◆ RAW DATA ◆
────────────────────────────────────────

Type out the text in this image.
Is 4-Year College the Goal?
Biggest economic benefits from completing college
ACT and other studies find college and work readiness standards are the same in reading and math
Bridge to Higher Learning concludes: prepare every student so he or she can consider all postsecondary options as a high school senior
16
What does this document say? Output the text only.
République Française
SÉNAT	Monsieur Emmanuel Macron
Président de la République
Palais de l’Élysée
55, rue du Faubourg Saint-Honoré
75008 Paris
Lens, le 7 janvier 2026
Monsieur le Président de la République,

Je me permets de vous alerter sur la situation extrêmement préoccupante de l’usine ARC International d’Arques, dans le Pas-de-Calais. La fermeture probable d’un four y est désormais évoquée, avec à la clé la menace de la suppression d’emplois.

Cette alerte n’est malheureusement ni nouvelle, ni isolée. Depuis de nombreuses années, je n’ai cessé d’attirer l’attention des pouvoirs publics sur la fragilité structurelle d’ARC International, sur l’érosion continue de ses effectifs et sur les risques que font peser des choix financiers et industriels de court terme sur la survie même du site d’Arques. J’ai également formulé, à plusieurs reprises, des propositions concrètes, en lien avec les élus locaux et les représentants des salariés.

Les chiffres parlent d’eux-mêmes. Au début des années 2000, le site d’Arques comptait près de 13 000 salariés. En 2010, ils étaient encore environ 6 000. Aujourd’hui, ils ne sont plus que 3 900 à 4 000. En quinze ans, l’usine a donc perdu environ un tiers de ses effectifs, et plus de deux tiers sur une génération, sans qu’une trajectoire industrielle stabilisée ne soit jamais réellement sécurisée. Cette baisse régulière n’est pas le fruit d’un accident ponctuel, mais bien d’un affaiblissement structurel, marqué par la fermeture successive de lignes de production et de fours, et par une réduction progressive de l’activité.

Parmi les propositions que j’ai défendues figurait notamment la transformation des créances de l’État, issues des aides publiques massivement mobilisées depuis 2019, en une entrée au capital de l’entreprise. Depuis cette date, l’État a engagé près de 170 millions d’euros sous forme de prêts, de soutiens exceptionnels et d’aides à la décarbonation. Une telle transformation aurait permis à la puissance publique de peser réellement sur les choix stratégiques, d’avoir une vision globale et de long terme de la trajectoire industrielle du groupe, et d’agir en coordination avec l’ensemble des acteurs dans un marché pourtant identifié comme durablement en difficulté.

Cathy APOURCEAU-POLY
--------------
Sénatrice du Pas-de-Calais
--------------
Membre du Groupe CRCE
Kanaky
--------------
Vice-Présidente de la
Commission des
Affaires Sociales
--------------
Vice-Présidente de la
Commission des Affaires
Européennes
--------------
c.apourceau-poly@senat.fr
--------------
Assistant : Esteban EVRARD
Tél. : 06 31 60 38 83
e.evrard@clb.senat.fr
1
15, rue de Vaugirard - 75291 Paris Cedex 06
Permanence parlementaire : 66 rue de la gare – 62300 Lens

────────────────────────────────────────

◆ WORK INSTRUCTIONS ◆
Copy out each line that contains the word "République".

◆ EXERCISE OUTPUT ◆
République Française
Président de la République
Monsieur le Président de la République,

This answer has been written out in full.